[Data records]
>>>
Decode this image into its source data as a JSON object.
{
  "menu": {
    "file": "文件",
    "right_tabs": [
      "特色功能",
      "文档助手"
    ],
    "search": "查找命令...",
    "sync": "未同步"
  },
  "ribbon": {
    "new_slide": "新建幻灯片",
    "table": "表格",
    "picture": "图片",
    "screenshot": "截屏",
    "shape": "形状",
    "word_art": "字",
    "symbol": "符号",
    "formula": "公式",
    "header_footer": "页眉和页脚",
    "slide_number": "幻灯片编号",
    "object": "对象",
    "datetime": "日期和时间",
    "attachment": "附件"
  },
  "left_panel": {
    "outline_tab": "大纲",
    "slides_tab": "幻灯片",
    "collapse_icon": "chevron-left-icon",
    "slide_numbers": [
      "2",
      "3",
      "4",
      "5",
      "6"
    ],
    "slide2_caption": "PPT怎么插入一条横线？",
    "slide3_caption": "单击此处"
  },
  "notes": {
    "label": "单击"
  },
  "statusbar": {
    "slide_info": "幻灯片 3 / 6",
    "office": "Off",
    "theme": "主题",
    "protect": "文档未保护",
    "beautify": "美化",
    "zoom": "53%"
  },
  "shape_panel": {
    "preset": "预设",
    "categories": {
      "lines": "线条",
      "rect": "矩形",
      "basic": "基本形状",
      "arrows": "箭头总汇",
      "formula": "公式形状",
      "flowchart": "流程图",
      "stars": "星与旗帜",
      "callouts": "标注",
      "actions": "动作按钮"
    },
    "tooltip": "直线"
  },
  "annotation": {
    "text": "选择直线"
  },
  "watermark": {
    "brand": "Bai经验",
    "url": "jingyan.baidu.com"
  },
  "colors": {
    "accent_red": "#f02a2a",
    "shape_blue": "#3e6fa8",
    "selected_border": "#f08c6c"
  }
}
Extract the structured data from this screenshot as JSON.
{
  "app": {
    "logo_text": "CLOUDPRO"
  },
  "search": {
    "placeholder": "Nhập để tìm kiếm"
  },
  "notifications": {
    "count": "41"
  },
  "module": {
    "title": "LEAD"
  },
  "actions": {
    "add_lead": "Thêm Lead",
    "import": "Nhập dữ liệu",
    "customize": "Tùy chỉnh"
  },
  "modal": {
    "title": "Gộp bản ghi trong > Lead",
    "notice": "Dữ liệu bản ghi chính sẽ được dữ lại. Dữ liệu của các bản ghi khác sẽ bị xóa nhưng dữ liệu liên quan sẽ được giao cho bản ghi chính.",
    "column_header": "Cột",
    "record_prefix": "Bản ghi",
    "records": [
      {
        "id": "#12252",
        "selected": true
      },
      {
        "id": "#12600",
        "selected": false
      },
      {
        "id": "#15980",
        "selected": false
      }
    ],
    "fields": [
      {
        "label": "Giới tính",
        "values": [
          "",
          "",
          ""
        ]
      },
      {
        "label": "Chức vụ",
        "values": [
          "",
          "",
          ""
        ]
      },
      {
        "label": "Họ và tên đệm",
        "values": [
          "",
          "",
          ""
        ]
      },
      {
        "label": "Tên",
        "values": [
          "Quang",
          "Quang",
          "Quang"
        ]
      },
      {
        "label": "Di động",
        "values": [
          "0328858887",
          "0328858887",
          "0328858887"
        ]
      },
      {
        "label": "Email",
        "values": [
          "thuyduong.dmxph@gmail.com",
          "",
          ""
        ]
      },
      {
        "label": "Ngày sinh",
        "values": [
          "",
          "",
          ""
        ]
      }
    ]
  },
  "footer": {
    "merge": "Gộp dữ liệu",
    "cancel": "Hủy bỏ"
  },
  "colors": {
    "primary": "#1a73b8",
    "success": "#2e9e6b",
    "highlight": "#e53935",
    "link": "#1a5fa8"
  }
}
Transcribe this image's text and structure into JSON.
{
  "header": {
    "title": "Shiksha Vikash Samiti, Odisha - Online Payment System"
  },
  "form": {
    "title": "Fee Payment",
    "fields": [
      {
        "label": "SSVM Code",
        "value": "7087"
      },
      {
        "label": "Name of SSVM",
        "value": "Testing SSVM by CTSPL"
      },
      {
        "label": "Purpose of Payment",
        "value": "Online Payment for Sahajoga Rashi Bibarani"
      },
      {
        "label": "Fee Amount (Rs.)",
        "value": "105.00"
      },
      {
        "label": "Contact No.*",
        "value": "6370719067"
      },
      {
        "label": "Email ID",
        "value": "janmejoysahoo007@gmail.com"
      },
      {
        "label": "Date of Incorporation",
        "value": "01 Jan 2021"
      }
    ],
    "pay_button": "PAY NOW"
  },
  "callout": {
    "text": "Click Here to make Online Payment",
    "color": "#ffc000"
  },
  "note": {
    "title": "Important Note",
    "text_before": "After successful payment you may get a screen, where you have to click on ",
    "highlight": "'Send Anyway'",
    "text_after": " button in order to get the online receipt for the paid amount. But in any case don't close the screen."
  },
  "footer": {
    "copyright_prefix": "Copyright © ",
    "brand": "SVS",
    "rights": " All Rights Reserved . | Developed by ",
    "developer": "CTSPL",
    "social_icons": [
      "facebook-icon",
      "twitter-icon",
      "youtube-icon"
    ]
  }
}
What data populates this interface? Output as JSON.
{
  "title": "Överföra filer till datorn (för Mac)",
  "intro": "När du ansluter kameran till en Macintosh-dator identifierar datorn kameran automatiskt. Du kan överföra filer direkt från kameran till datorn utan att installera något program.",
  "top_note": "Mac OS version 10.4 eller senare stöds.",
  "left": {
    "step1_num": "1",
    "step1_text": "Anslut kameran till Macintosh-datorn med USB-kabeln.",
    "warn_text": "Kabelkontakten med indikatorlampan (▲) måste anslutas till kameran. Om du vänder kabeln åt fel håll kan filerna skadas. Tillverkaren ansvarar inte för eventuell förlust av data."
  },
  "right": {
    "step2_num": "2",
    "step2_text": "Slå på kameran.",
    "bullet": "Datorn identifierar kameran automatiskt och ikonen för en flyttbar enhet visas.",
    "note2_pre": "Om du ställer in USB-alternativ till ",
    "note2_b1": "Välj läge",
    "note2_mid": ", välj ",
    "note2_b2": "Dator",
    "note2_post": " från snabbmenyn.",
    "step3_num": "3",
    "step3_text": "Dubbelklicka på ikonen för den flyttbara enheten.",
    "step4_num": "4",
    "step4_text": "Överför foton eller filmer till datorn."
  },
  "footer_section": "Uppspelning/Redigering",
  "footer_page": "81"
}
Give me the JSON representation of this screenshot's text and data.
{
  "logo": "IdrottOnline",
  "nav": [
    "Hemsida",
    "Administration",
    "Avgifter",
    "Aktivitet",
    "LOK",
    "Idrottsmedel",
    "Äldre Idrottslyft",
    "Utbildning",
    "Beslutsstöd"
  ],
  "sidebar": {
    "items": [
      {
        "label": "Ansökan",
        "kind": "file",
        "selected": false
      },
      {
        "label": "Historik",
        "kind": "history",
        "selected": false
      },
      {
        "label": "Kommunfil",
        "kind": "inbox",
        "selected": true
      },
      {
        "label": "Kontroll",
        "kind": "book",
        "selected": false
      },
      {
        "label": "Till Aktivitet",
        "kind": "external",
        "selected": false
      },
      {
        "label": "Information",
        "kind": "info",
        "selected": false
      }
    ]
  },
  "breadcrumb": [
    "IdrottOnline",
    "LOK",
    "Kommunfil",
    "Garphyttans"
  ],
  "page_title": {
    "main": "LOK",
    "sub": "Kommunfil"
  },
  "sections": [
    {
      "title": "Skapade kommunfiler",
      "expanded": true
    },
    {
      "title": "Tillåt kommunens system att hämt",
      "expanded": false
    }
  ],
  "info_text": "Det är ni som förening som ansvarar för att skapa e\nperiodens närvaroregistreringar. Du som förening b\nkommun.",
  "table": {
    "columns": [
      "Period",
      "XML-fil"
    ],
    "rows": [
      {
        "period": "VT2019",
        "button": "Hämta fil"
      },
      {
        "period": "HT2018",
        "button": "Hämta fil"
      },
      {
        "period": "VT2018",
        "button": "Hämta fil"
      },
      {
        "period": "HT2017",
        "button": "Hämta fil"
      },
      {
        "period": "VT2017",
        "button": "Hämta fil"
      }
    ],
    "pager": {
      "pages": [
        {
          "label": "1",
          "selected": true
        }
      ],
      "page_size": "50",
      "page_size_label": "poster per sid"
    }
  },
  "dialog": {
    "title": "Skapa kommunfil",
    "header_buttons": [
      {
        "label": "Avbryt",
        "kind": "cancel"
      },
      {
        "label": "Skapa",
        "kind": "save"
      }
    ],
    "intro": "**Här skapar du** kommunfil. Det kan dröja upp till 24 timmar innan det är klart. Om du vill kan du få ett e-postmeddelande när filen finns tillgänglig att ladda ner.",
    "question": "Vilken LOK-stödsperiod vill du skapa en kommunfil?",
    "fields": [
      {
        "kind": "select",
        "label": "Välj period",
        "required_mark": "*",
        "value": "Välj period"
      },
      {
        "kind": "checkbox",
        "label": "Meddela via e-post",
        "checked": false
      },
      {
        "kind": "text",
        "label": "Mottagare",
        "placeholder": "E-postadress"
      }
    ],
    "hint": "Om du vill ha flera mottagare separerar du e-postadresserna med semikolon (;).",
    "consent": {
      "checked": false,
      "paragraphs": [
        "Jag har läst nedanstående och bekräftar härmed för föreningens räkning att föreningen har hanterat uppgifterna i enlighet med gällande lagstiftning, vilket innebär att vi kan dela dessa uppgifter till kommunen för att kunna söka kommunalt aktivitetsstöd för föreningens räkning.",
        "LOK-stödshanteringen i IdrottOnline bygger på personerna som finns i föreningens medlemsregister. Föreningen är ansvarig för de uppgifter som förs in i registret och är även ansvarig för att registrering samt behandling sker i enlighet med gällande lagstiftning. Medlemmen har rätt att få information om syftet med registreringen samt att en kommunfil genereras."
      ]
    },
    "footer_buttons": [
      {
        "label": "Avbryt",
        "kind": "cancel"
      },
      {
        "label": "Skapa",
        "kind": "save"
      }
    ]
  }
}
<<<
▸ **WHAT YOU SHOULD DO**
Extract every line that has the string "object" in it.

▸ **FINISHED EXERCISE**
Decode this image into its source data as a JSON object.
    "object": "对象",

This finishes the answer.